*WHAT THE TASK REQUIRES:* Which of the lines below include "mRNA"? Each one should be copied out.

*SUPPLIED ENTRIES:*
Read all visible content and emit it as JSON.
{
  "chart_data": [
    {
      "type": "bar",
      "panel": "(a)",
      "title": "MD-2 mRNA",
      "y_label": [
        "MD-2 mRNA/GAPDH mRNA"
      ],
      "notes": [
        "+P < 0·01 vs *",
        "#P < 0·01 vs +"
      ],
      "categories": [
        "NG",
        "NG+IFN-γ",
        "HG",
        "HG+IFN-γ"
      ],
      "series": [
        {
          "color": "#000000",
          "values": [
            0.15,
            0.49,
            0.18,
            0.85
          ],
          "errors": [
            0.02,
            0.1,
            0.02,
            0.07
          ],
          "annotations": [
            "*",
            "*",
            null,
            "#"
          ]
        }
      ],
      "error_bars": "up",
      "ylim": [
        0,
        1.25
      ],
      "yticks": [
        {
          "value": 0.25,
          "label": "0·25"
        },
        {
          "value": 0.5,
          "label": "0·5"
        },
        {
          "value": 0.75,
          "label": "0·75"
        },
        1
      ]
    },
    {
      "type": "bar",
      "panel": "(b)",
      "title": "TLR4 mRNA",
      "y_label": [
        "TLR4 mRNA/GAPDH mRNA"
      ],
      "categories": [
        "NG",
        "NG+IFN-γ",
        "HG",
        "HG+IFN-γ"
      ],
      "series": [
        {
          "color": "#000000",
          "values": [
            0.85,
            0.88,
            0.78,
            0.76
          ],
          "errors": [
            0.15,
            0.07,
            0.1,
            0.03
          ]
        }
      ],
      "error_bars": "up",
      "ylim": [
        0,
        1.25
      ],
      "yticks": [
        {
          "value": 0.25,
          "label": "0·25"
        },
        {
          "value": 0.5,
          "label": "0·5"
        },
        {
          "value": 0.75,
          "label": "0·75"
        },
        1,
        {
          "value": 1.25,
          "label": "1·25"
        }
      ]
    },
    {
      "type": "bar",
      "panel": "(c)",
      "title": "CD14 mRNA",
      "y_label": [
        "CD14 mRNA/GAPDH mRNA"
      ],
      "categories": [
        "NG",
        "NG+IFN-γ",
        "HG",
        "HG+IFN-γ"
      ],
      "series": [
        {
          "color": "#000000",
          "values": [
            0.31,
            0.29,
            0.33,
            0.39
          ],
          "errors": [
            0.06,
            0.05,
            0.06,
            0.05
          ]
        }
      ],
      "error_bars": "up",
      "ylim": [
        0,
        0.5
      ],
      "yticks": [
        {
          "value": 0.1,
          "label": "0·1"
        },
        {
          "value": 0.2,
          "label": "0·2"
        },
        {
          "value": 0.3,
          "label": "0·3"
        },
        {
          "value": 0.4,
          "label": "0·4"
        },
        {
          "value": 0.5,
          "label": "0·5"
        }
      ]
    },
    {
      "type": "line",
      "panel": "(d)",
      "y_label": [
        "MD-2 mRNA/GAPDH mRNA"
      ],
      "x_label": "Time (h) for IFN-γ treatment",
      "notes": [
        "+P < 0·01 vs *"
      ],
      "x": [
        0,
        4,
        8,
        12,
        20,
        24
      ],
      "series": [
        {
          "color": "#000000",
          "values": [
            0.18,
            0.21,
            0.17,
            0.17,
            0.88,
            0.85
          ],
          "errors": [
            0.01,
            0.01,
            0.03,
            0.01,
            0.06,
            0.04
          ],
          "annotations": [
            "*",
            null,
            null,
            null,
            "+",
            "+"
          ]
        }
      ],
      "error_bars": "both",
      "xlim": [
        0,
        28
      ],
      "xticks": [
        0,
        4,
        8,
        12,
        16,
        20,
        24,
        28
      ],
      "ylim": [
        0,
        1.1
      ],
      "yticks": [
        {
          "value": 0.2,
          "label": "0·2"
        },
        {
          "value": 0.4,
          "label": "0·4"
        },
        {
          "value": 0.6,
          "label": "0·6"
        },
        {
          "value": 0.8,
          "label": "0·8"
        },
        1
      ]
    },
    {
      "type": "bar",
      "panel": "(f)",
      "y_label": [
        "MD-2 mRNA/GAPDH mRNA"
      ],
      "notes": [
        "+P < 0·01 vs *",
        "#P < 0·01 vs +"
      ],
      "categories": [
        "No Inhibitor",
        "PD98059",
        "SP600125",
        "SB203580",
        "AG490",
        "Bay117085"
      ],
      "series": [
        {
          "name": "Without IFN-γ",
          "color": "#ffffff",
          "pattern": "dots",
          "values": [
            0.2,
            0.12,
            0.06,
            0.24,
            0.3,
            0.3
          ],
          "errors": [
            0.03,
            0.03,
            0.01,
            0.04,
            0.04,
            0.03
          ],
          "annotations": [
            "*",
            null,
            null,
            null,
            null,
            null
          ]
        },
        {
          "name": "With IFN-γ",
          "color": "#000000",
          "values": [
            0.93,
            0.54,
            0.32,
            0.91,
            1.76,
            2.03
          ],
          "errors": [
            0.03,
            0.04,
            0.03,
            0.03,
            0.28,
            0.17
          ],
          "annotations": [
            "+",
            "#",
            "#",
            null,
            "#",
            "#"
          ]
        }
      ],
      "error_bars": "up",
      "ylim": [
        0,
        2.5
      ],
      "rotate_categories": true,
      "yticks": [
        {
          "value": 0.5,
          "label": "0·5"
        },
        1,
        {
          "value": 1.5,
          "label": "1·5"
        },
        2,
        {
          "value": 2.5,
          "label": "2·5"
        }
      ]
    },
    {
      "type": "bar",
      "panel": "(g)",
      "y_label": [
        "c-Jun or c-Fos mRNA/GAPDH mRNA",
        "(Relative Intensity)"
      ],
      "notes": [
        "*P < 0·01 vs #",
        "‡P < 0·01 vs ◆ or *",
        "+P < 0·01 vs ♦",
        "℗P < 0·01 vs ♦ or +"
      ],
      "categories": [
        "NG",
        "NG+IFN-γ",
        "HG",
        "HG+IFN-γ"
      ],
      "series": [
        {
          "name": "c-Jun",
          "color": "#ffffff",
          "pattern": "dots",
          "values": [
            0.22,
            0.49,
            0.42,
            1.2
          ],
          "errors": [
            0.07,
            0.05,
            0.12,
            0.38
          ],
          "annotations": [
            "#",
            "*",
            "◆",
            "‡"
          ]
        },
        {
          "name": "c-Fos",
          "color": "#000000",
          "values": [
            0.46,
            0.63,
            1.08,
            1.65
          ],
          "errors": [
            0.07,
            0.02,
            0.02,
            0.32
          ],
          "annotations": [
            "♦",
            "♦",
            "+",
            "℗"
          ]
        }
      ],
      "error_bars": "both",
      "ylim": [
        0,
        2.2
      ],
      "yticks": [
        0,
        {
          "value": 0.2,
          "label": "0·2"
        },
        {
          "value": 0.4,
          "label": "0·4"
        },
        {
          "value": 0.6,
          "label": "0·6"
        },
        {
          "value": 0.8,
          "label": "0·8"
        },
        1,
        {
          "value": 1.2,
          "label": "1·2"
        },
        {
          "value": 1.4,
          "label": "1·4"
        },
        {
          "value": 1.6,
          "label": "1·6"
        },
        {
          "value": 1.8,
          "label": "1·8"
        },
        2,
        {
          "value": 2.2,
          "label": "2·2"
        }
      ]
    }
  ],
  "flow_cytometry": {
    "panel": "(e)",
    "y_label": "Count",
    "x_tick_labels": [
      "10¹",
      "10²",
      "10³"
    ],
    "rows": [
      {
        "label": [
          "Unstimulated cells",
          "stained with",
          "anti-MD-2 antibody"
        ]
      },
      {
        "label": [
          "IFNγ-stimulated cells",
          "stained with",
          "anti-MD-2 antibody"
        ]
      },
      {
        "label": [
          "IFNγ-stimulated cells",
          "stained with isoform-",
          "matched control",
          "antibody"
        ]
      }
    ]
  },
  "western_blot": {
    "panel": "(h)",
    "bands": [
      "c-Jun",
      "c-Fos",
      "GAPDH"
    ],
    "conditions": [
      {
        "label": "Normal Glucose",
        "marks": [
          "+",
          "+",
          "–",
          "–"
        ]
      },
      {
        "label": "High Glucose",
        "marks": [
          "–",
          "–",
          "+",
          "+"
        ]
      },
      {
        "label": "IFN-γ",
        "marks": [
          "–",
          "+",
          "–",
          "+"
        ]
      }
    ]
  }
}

*WRITTEN ANSWER:*
      "title": "MD-2 mRNA",
        "MD-2 mRNA/GAPDH mRNA"
      "title": "TLR4 mRNA",
        "TLR4 mRNA/GAPDH mRNA"
      "title": "CD14 mRNA",
        "CD14 mRNA/GAPDH mRNA"
        "MD-2 mRNA/GAPDH mRNA"
        "MD-2 mRNA/GAPDH mRNA"
        "c-Jun or c-Fos mRNA/GAPDH mRNA",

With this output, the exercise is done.